#### [本文]
= = = = = = =

Client Company
博報堂DYホールディングスの中核企業の一社である株式会社博報堂は、生活者発想とパートナー主義をフィロソフィーに、社会に新たなる価値を生み出し続けている総合広告代理店です。
Overview
Pechat(ペチャット)は、博報堂グループが開発した子ども向けIoTスピーカーです。お気に入りのぬいぐるみをおしゃべりにするボタン型スピーカーというコンセプトのもと、2016年に発売開始された初代モデルでは親御さんが操作する仕様となっていましたが、2021年に発表された新モデルでは「ほぼ自動おしゃべりモード」を搭載。Pomaloは、この「ほぼ自動おしゃべりモード」のシナリオ設計、および会話作成の領域でご支援をしました。
Point
- 不確実性の高い新規サービス領域で、保育園のリサーチなど定型にとどまらないアプローチでプロジェクトを支援
- 「育児」や「音声」といった特殊領域にも、専門性が高いスタッフをアサインして品質向上に貢献
Project Members
- 写真左:小野 直紀[Naoki Ono](株式会社博報堂 クリエイティブディレクター/プロダクトデザイナー/「広告」編集長)
- 写真右:西尾 清香[Sayaka Nishio](Pomalo株式会社 ソリューション事業部 コンテンツ部 プランニンググループ プランニング・エディター)
Story
専門家がいない領域だからこそ、編集者という存在に着目
Pechatのプロジェクトリーダーである小野さんは、
--まずはPechatの新モデル開発までの背景について教えてください。

= = = = = = =

#### [提供資料]
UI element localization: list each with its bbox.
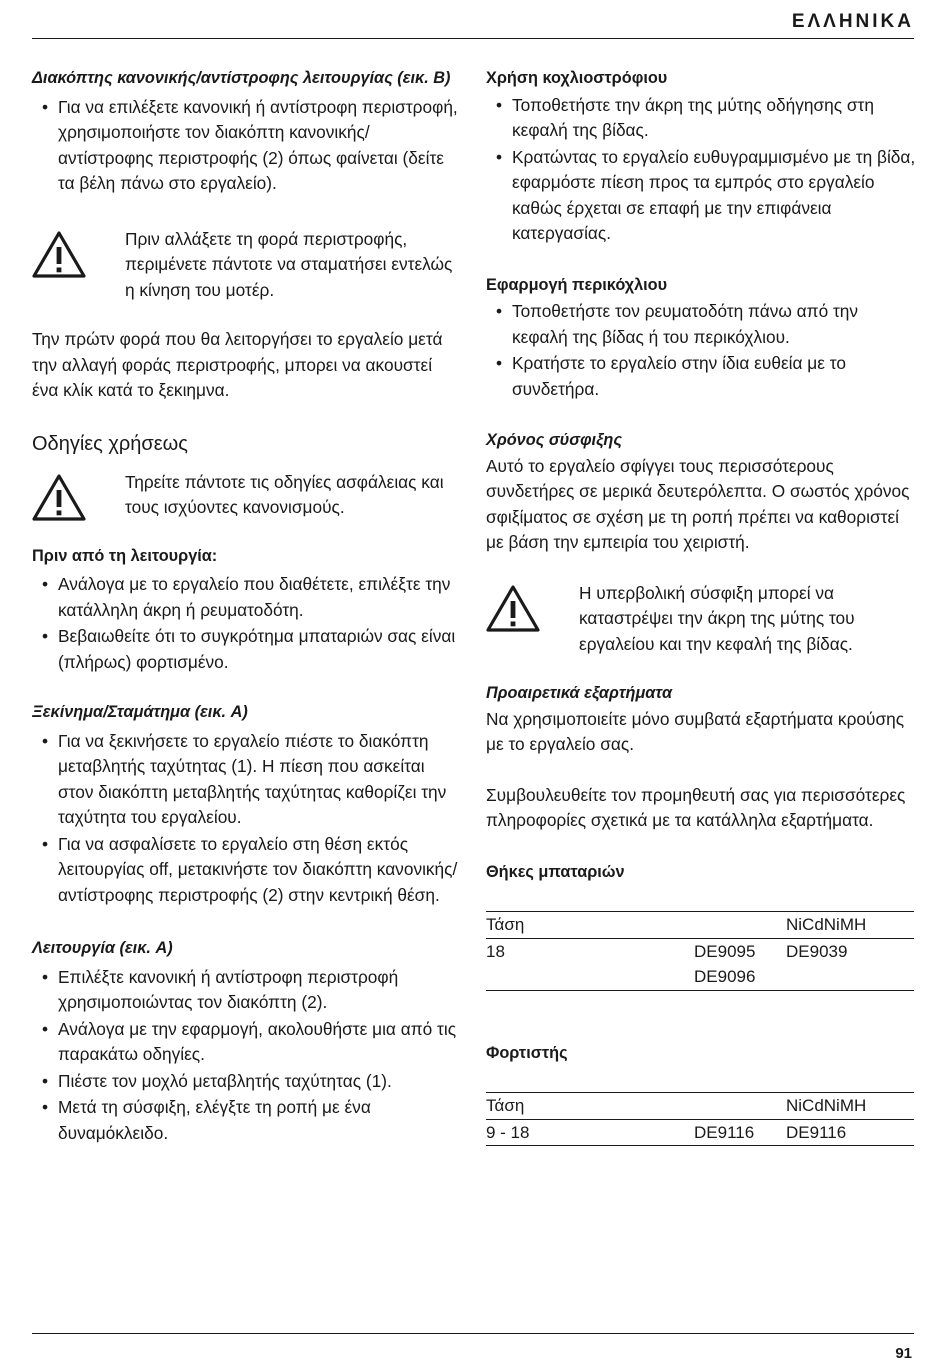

= = = = = = =

#### [課題一覧]
1: 本文のうち、「Client Company」という語句を含む箇所から書き始め、「コンテンツ部 プランニンググループ プランニング・エディター)」という語句のところで終えて、一字も変えずに書き出してください。
2: 本文によると、Pechatの初代モデルは何年に発売されましたか。
解答の根拠には本文だけを用いてください。

#### [課題の解答]
1:
Client Company
博報堂DYホールディングスの中核企業の一社である株式会社博報堂は、生活者発想とパートナー主義をフィロソフィーに、社会に新たなる価値を生み出し続けている総合広告代理店です。
Overview
Pechat(ペチャット)は、博報堂グループが開発した子ども向けIoTスピーカーです。お気に入りのぬいぐるみをおしゃべりにするボタン型スピーカーというコンセプトのもと、2016年に発売開始された初代モデルでは親御さんが操作する仕様となっていましたが、2021年に発表された新モデルでは「ほぼ自動おしゃべりモード」を搭載。Pomaloは、この「ほぼ自動おしゃべりモード」のシナリオ設計、および会話作成の領域でご支援をしました。
Point
- 不確実性の高い新規サービス領域で、保育園のリサーチなど定型にとどまらないアプローチでプロジェクトを支援
- 「育児」や「音声」といった特殊領域にも、専門性が高いスタッフをアサインして品質向上に貢献
Project Members
- 写真左:小野 直紀[Naoki Ono](株式会社博報堂 クリエイティブディレクター/プロダクトデザイナー/「広告」編集長)
- 写真右:西尾 清香[Sayaka Nishio](Pomalo株式会社 ソリューション事業部 コンテンツ部 プランニンググループ プランニング・エディター)

2: 2016年に発売されました。